Problem – In the copy, keep every record exact and leave out all images.

Records excerpted from a collection –
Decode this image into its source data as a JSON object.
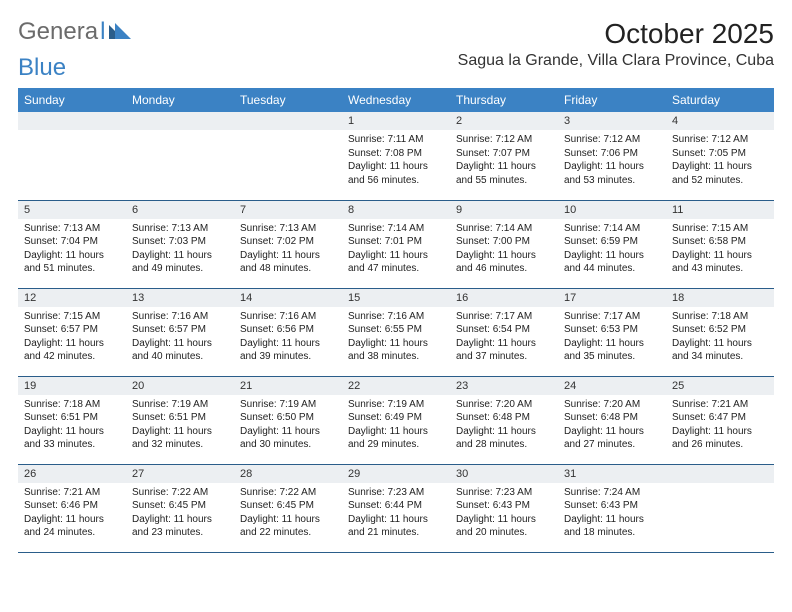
{
  "logo": {
    "part1": "Genera",
    "part_l": "l",
    "part2": "Blue"
  },
  "title": "October 2025",
  "location": "Sagua la Grande, Villa Clara Province, Cuba",
  "colors": {
    "header_bg": "#3b82c4",
    "header_text": "#ffffff",
    "daynum_bg": "#eceff2",
    "row_border": "#2a5d8a",
    "logo_gray": "#6b6b6b",
    "logo_blue": "#3b82c4",
    "page_bg": "#ffffff",
    "body_text": "#222222"
  },
  "day_headers": [
    "Sunday",
    "Monday",
    "Tuesday",
    "Wednesday",
    "Thursday",
    "Friday",
    "Saturday"
  ],
  "weeks": [
    [
      null,
      null,
      null,
      {
        "n": "1",
        "sr": "7:11 AM",
        "ss": "7:08 PM",
        "dl": "11 hours and 56 minutes."
      },
      {
        "n": "2",
        "sr": "7:12 AM",
        "ss": "7:07 PM",
        "dl": "11 hours and 55 minutes."
      },
      {
        "n": "3",
        "sr": "7:12 AM",
        "ss": "7:06 PM",
        "dl": "11 hours and 53 minutes."
      },
      {
        "n": "4",
        "sr": "7:12 AM",
        "ss": "7:05 PM",
        "dl": "11 hours and 52 minutes."
      }
    ],
    [
      {
        "n": "5",
        "sr": "7:13 AM",
        "ss": "7:04 PM",
        "dl": "11 hours and 51 minutes."
      },
      {
        "n": "6",
        "sr": "7:13 AM",
        "ss": "7:03 PM",
        "dl": "11 hours and 49 minutes."
      },
      {
        "n": "7",
        "sr": "7:13 AM",
        "ss": "7:02 PM",
        "dl": "11 hours and 48 minutes."
      },
      {
        "n": "8",
        "sr": "7:14 AM",
        "ss": "7:01 PM",
        "dl": "11 hours and 47 minutes."
      },
      {
        "n": "9",
        "sr": "7:14 AM",
        "ss": "7:00 PM",
        "dl": "11 hours and 46 minutes."
      },
      {
        "n": "10",
        "sr": "7:14 AM",
        "ss": "6:59 PM",
        "dl": "11 hours and 44 minutes."
      },
      {
        "n": "11",
        "sr": "7:15 AM",
        "ss": "6:58 PM",
        "dl": "11 hours and 43 minutes."
      }
    ],
    [
      {
        "n": "12",
        "sr": "7:15 AM",
        "ss": "6:57 PM",
        "dl": "11 hours and 42 minutes."
      },
      {
        "n": "13",
        "sr": "7:16 AM",
        "ss": "6:57 PM",
        "dl": "11 hours and 40 minutes."
      },
      {
        "n": "14",
        "sr": "7:16 AM",
        "ss": "6:56 PM",
        "dl": "11 hours and 39 minutes."
      },
      {
        "n": "15",
        "sr": "7:16 AM",
        "ss": "6:55 PM",
        "dl": "11 hours and 38 minutes."
      },
      {
        "n": "16",
        "sr": "7:17 AM",
        "ss": "6:54 PM",
        "dl": "11 hours and 37 minutes."
      },
      {
        "n": "17",
        "sr": "7:17 AM",
        "ss": "6:53 PM",
        "dl": "11 hours and 35 minutes."
      },
      {
        "n": "18",
        "sr": "7:18 AM",
        "ss": "6:52 PM",
        "dl": "11 hours and 34 minutes."
      }
    ],
    [
      {
        "n": "19",
        "sr": "7:18 AM",
        "ss": "6:51 PM",
        "dl": "11 hours and 33 minutes."
      },
      {
        "n": "20",
        "sr": "7:19 AM",
        "ss": "6:51 PM",
        "dl": "11 hours and 32 minutes."
      },
      {
        "n": "21",
        "sr": "7:19 AM",
        "ss": "6:50 PM",
        "dl": "11 hours and 30 minutes."
      },
      {
        "n": "22",
        "sr": "7:19 AM",
        "ss": "6:49 PM",
        "dl": "11 hours and 29 minutes."
      },
      {
        "n": "23",
        "sr": "7:20 AM",
        "ss": "6:48 PM",
        "dl": "11 hours and 28 minutes."
      },
      {
        "n": "24",
        "sr": "7:20 AM",
        "ss": "6:48 PM",
        "dl": "11 hours and 27 minutes."
      },
      {
        "n": "25",
        "sr": "7:21 AM",
        "ss": "6:47 PM",
        "dl": "11 hours and 26 minutes."
      }
    ],
    [
      {
        "n": "26",
        "sr": "7:21 AM",
        "ss": "6:46 PM",
        "dl": "11 hours and 24 minutes."
      },
      {
        "n": "27",
        "sr": "7:22 AM",
        "ss": "6:45 PM",
        "dl": "11 hours and 23 minutes."
      },
      {
        "n": "28",
        "sr": "7:22 AM",
        "ss": "6:45 PM",
        "dl": "11 hours and 22 minutes."
      },
      {
        "n": "29",
        "sr": "7:23 AM",
        "ss": "6:44 PM",
        "dl": "11 hours and 21 minutes."
      },
      {
        "n": "30",
        "sr": "7:23 AM",
        "ss": "6:43 PM",
        "dl": "11 hours and 20 minutes."
      },
      {
        "n": "31",
        "sr": "7:24 AM",
        "ss": "6:43 PM",
        "dl": "11 hours and 18 minutes."
      },
      null
    ]
  ],
  "labels": {
    "sunrise": "Sunrise:",
    "sunset": "Sunset:",
    "daylight": "Daylight:"
  }
}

Solution for this task –
Decode this image into its source data as a JSON object.
{
  "logo": {
    "part1": "Genera",
    "part_l": "l",
    "part2": "Blue"
  },
  "title": "October 2025",
  "location": "Sagua la Grande, Villa Clara Province, Cuba",
  "colors": {
    "header_bg": "#3b82c4",
    "header_text": "#ffffff",
    "daynum_bg": "#eceff2",
    "row_border": "#2a5d8a",
    "logo_gray": "#6b6b6b",
    "logo_blue": "#3b82c4",
    "page_bg": "#ffffff",
    "body_text": "#222222"
  },
  "day_headers": [
    "Sunday",
    "Monday",
    "Tuesday",
    "Wednesday",
    "Thursday",
    "Friday",
    "Saturday"
  ],
  "weeks": [
    [
      null,
      null,
      null,
      {
        "n": "1",
        "sr": "7:11 AM",
        "ss": "7:08 PM",
        "dl": "11 hours and 56 minutes."
      },
      {
        "n": "2",
        "sr": "7:12 AM",
        "ss": "7:07 PM",
        "dl": "11 hours and 55 minutes."
      },
      {
        "n": "3",
        "sr": "7:12 AM",
        "ss": "7:06 PM",
        "dl": "11 hours and 53 minutes."
      },
      {
        "n": "4",
        "sr": "7:12 AM",
        "ss": "7:05 PM",
        "dl": "11 hours and 52 minutes."
      }
    ],
    [
      {
        "n": "5",
        "sr": "7:13 AM",
        "ss": "7:04 PM",
        "dl": "11 hours and 51 minutes."
      },
      {
        "n": "6",
        "sr": "7:13 AM",
        "ss": "7:03 PM",
        "dl": "11 hours and 49 minutes."
      },
      {
        "n": "7",
        "sr": "7:13 AM",
        "ss": "7:02 PM",
        "dl": "11 hours and 48 minutes."
      },
      {
        "n": "8",
        "sr": "7:14 AM",
        "ss": "7:01 PM",
        "dl": "11 hours and 47 minutes."
      },
      {
        "n": "9",
        "sr": "7:14 AM",
        "ss": "7:00 PM",
        "dl": "11 hours and 46 minutes."
      },
      {
        "n": "10",
        "sr": "7:14 AM",
        "ss": "6:59 PM",
        "dl": "11 hours and 44 minutes."
      },
      {
        "n": "11",
        "sr": "7:15 AM",
        "ss": "6:58 PM",
        "dl": "11 hours and 43 minutes."
      }
    ],
    [
      {
        "n": "12",
        "sr": "7:15 AM",
        "ss": "6:57 PM",
        "dl": "11 hours and 42 minutes."
      },
      {
        "n": "13",
        "sr": "7:16 AM",
        "ss": "6:57 PM",
        "dl": "11 hours and 40 minutes."
      },
      {
        "n": "14",
        "sr": "7:16 AM",
        "ss": "6:56 PM",
        "dl": "11 hours and 39 minutes."
      },
      {
        "n": "15",
        "sr": "7:16 AM",
        "ss": "6:55 PM",
        "dl": "11 hours and 38 minutes."
      },
      {
        "n": "16",
        "sr": "7:17 AM",
        "ss": "6:54 PM",
        "dl": "11 hours and 37 minutes."
      },
      {
        "n": "17",
        "sr": "7:17 AM",
        "ss": "6:53 PM",
        "dl": "11 hours and 35 minutes."
      },
      {
        "n": "18",
        "sr": "7:18 AM",
        "ss": "6:52 PM",
        "dl": "11 hours and 34 minutes."
      }
    ],
    [
      {
        "n": "19",
        "sr": "7:18 AM",
        "ss": "6:51 PM",
        "dl": "11 hours and 33 minutes."
      },
      {
        "n": "20",
        "sr": "7:19 AM",
        "ss": "6:51 PM",
        "dl": "11 hours and 32 minutes."
      },
      {
        "n": "21",
        "sr": "7:19 AM",
        "ss": "6:50 PM",
        "dl": "11 hours and 30 minutes."
      },
      {
        "n": "22",
        "sr": "7:19 AM",
        "ss": "6:49 PM",
        "dl": "11 hours and 29 minutes."
      },
      {
        "n": "23",
        "sr": "7:20 AM",
        "ss": "6:48 PM",
        "dl": "11 hours and 28 minutes."
      },
      {
        "n": "24",
        "sr": "7:20 AM",
        "ss": "6:48 PM",
        "dl": "11 hours and 27 minutes."
      },
      {
        "n": "25",
        "sr": "7:21 AM",
        "ss": "6:47 PM",
        "dl": "11 hours and 26 minutes."
      }
    ],
    [
      {
        "n": "26",
        "sr": "7:21 AM",
        "ss": "6:46 PM",
        "dl": "11 hours and 24 minutes."
      },
      {
        "n": "27",
        "sr": "7:22 AM",
        "ss": "6:45 PM",
        "dl": "11 hours and 23 minutes."
      },
      {
        "n": "28",
        "sr": "7:22 AM",
        "ss": "6:45 PM",
        "dl": "11 hours and 22 minutes."
      },
      {
        "n": "29",
        "sr": "7:23 AM",
        "ss": "6:44 PM",
        "dl": "11 hours and 21 minutes."
      },
      {
        "n": "30",
        "sr": "7:23 AM",
        "ss": "6:43 PM",
        "dl": "11 hours and 20 minutes."
      },
      {
        "n": "31",
        "sr": "7:24 AM",
        "ss": "6:43 PM",
        "dl": "11 hours and 18 minutes."
      },
      null
    ]
  ],
  "labels": {
    "sunrise": "Sunrise:",
    "sunset": "Sunset:",
    "daylight": "Daylight:"
  }
}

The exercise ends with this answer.